(AIM OF THE EXERCISE):
Scan the entries below for the word "ylabel". Copy each line that has it.

(Figure record listings):
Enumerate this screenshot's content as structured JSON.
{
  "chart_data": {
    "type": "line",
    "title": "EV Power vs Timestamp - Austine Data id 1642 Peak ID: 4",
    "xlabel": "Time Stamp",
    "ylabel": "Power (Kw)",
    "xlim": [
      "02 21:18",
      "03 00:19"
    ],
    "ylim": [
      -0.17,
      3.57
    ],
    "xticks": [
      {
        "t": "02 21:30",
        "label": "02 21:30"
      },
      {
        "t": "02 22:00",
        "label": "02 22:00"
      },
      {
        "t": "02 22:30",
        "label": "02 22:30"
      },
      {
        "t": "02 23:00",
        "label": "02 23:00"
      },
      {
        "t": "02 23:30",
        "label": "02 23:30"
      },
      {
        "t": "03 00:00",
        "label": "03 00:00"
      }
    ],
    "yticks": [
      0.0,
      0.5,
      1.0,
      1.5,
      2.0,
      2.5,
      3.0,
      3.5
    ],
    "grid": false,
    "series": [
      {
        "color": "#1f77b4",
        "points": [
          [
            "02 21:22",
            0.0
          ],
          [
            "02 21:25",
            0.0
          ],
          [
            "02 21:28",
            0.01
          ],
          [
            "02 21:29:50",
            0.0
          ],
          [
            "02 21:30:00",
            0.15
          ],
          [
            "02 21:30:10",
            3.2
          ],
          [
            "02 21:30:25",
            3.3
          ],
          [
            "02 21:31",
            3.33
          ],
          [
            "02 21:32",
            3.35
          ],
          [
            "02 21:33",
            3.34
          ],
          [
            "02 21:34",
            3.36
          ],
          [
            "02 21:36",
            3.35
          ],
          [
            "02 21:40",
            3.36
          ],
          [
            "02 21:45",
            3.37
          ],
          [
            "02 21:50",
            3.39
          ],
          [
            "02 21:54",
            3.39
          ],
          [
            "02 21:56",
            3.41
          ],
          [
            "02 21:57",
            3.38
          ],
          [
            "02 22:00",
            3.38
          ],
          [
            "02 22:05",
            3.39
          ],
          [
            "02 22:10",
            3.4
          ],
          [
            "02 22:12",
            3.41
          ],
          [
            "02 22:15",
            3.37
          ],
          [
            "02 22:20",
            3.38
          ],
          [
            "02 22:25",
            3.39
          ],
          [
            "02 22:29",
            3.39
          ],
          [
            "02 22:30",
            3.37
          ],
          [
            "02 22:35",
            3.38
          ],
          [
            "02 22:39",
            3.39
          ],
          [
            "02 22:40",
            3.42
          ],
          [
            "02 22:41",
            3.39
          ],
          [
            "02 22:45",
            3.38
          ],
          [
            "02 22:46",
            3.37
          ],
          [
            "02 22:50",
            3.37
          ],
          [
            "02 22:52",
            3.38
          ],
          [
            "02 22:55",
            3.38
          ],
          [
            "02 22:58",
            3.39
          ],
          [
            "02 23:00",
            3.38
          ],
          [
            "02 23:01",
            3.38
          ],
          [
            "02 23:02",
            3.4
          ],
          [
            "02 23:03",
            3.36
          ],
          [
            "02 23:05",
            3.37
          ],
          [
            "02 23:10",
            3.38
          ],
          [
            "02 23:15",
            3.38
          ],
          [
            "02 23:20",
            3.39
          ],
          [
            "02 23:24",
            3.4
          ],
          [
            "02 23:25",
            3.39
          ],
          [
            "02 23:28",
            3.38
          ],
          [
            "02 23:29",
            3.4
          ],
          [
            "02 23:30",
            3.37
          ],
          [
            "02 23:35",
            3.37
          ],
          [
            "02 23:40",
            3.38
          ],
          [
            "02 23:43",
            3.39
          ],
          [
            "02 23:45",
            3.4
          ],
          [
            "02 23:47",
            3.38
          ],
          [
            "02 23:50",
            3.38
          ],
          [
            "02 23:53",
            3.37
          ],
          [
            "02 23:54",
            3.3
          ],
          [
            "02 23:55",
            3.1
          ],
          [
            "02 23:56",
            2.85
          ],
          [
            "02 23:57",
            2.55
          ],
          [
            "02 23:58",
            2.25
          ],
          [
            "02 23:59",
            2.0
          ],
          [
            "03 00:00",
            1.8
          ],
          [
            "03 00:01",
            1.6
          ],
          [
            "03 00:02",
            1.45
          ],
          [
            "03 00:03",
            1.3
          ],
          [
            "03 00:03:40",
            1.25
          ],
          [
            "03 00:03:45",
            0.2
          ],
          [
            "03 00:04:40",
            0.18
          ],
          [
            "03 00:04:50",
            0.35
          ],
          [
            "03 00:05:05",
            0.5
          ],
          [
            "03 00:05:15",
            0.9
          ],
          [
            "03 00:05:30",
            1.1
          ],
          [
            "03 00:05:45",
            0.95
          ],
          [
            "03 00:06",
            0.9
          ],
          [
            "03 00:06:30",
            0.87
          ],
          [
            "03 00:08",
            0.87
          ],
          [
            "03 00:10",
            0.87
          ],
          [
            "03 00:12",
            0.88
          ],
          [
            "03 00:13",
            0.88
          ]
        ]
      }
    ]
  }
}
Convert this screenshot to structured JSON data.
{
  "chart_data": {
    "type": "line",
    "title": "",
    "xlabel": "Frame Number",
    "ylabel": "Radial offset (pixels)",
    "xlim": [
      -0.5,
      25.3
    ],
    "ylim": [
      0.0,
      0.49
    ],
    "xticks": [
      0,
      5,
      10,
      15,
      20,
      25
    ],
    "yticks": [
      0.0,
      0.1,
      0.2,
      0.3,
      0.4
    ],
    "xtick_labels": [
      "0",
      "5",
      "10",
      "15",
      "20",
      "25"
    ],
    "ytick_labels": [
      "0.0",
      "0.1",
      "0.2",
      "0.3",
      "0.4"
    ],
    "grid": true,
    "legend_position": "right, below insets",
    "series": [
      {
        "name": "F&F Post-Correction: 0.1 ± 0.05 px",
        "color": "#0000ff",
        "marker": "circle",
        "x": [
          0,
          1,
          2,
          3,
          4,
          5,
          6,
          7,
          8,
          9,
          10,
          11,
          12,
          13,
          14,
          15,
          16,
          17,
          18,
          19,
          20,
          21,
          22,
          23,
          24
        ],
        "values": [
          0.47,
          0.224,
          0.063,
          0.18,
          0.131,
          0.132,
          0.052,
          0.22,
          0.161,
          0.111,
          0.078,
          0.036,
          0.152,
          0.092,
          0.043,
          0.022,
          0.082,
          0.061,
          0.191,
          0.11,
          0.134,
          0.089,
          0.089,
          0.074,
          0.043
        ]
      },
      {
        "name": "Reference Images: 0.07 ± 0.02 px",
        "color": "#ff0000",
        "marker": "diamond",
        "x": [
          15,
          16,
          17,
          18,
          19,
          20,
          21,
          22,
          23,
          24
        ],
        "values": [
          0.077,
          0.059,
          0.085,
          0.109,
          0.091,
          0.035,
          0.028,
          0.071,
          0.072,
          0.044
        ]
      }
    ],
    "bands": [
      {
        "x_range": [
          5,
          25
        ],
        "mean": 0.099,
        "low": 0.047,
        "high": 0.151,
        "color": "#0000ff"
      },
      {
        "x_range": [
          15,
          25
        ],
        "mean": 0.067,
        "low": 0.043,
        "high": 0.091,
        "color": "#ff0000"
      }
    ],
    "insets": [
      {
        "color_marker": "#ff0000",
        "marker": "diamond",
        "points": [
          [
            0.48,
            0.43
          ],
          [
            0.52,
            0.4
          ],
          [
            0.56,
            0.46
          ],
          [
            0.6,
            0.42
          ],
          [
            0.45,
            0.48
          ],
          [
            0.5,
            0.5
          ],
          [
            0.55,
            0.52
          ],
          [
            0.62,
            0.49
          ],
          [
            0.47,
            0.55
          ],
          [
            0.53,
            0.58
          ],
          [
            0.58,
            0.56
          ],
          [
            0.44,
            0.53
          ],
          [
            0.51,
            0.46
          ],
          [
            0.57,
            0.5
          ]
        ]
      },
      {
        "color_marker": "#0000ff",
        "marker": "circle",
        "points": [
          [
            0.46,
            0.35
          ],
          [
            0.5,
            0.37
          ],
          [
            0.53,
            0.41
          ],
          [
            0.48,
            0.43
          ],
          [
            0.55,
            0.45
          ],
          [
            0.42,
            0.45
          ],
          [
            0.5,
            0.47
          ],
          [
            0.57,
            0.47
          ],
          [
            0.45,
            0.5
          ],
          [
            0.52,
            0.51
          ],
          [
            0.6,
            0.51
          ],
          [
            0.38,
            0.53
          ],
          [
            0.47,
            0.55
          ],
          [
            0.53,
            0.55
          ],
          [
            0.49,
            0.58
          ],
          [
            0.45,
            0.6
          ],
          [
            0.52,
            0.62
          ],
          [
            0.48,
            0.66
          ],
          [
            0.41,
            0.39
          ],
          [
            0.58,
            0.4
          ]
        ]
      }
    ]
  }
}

(COMPLETE ANSWER):
    "ylabel": "Power (Kw)",
    "ylabel": "Radial offset (pixels)",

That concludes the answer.